* begin Material for this task *

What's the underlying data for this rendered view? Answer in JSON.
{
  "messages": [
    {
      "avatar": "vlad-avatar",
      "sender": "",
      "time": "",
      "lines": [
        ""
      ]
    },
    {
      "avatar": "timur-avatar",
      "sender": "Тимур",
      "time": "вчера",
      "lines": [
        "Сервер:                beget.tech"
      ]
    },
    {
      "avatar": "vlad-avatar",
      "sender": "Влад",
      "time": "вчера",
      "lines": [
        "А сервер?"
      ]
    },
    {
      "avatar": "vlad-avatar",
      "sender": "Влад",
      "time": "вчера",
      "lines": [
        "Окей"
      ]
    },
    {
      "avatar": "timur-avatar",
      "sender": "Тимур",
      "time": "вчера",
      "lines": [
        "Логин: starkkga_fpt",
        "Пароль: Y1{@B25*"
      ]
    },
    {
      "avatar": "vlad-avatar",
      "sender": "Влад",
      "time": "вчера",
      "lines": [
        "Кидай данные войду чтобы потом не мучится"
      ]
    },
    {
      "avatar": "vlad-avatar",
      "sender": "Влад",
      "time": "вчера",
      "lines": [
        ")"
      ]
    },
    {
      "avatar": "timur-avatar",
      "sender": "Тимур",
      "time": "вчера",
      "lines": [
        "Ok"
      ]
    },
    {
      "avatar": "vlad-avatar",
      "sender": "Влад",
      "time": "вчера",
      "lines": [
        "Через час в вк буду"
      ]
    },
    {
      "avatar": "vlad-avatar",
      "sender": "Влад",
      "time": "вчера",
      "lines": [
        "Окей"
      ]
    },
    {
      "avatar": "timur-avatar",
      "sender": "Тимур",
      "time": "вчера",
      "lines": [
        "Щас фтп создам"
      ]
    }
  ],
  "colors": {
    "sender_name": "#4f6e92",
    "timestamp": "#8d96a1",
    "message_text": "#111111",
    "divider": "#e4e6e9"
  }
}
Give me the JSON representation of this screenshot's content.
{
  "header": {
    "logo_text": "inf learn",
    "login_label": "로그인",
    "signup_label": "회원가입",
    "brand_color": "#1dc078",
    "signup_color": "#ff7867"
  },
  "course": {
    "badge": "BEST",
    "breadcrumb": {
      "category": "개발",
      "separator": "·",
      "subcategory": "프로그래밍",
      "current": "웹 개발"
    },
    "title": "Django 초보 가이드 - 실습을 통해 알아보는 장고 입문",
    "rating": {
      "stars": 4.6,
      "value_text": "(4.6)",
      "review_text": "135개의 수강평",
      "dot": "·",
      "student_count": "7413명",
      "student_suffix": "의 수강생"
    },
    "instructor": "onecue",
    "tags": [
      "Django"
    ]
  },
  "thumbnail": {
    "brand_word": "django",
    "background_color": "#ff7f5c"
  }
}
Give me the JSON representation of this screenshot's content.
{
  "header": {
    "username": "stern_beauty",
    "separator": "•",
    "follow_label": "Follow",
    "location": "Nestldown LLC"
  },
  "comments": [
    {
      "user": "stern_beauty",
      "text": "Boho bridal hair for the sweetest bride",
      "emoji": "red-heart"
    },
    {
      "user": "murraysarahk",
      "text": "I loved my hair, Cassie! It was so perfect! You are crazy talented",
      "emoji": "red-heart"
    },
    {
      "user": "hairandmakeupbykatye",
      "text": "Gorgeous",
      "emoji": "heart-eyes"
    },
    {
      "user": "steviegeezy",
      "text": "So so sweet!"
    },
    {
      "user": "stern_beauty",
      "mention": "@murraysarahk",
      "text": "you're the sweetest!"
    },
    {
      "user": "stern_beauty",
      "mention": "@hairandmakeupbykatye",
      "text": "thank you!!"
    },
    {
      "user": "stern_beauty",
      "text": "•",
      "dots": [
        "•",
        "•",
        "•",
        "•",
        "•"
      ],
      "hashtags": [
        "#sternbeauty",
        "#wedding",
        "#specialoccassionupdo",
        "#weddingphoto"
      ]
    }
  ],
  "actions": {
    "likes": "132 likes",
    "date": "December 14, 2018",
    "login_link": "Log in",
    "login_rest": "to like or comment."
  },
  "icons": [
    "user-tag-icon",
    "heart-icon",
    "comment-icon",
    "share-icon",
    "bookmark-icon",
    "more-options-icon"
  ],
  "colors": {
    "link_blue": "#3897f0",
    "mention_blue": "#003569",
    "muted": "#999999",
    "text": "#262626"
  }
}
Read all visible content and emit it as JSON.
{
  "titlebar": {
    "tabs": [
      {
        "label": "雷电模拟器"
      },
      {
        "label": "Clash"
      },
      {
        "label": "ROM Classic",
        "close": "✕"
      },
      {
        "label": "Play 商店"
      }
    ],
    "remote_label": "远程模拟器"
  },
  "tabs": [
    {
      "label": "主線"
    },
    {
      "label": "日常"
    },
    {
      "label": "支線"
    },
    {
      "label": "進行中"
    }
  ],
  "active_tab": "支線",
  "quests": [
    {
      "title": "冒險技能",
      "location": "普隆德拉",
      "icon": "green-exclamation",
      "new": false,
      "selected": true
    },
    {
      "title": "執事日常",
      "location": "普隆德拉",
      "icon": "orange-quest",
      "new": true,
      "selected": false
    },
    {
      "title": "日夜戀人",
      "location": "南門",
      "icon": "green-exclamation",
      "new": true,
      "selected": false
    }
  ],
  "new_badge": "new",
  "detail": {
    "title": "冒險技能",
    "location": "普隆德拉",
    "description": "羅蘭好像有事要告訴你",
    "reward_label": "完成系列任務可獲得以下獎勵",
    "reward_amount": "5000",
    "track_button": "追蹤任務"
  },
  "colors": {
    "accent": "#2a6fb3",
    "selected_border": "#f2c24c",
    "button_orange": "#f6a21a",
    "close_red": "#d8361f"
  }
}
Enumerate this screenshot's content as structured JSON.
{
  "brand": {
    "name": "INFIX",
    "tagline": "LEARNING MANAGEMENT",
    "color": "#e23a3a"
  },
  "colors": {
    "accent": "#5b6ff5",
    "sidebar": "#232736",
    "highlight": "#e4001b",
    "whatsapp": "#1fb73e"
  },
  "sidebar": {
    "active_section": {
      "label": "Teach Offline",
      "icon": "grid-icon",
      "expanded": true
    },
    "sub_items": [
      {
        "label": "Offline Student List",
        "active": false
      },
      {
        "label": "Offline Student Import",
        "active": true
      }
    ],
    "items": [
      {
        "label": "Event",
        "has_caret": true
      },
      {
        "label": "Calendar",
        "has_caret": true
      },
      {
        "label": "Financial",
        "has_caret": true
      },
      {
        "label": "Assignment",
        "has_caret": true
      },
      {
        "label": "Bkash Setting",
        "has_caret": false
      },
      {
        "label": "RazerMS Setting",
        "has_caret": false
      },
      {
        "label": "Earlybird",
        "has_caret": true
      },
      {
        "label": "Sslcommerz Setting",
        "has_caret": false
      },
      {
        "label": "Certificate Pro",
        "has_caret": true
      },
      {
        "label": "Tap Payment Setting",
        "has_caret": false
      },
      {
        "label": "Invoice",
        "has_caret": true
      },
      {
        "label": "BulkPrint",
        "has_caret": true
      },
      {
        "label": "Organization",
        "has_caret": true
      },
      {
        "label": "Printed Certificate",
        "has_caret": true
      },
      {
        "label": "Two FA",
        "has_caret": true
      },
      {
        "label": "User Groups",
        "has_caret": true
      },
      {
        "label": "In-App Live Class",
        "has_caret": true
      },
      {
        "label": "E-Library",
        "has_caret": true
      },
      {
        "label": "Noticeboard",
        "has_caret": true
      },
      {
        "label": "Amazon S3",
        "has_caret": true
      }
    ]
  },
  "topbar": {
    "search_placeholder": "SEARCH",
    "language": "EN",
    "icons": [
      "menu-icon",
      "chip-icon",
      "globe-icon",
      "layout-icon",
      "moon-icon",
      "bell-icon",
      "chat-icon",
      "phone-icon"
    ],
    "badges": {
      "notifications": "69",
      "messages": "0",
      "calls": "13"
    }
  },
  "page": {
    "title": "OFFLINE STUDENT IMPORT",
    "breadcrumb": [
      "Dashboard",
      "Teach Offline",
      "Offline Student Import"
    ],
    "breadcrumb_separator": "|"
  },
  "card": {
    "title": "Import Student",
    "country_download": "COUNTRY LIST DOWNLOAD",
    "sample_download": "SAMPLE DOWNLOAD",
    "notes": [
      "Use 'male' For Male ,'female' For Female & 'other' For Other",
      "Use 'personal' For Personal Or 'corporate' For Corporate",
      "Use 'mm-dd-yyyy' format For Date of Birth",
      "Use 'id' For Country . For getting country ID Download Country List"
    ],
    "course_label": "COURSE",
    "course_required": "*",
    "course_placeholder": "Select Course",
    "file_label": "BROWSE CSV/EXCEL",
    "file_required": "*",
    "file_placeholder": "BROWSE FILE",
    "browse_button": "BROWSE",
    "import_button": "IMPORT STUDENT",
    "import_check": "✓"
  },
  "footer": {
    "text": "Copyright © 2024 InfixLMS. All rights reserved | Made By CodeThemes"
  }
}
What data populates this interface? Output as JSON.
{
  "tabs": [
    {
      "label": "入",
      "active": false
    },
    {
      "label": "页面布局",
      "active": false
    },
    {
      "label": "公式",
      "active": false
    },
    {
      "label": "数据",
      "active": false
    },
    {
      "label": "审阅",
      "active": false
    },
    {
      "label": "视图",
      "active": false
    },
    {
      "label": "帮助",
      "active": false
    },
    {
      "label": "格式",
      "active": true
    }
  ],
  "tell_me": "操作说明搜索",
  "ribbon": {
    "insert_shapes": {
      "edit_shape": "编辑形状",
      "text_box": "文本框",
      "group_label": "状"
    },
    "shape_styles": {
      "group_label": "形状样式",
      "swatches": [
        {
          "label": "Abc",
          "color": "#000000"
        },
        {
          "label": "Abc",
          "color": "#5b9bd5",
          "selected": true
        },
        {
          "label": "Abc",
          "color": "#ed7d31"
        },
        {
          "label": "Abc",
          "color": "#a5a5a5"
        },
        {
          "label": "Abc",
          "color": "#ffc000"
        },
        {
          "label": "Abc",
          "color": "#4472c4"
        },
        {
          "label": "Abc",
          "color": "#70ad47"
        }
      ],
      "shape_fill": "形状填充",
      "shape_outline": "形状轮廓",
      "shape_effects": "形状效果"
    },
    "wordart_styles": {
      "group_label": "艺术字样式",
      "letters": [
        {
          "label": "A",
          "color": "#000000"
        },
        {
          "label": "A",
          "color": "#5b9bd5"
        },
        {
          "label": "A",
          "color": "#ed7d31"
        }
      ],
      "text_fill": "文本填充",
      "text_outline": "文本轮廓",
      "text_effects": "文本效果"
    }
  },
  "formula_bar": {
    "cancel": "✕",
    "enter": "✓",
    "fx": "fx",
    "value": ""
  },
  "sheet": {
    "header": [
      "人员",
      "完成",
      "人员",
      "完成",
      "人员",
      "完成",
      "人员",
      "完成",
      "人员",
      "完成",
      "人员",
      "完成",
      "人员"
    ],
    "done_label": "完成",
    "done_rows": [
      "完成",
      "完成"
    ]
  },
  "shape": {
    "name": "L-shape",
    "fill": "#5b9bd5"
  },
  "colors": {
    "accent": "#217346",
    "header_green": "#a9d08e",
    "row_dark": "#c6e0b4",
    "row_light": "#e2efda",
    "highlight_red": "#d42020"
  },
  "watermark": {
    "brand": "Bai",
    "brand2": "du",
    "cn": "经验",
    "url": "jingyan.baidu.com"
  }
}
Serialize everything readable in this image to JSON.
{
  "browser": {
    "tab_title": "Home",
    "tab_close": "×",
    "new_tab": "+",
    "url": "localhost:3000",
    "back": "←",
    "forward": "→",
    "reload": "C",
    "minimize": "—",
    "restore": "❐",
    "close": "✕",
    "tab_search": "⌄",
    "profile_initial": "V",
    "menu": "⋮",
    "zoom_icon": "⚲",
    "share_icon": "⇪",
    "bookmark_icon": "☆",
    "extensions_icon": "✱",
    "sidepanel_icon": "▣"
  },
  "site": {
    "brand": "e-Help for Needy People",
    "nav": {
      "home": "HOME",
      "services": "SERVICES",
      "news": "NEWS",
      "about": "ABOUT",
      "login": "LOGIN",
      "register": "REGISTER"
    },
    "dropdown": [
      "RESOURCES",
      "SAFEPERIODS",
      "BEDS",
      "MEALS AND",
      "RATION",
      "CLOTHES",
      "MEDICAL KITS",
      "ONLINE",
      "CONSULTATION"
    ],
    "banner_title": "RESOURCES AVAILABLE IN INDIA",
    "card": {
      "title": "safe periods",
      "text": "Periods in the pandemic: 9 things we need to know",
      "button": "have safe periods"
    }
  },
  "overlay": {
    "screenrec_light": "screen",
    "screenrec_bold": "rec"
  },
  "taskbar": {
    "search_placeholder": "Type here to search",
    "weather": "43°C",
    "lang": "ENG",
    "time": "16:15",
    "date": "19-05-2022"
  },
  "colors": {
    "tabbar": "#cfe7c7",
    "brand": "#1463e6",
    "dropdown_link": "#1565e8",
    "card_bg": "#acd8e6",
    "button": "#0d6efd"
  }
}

* end Material for this task *

→ **Required task**: Select from the material above each line in which the string "murraysarahk" appears, and list those lines.

→ **Result below**:
      "user": "murraysarahk",
      "mention": "@murraysarahk",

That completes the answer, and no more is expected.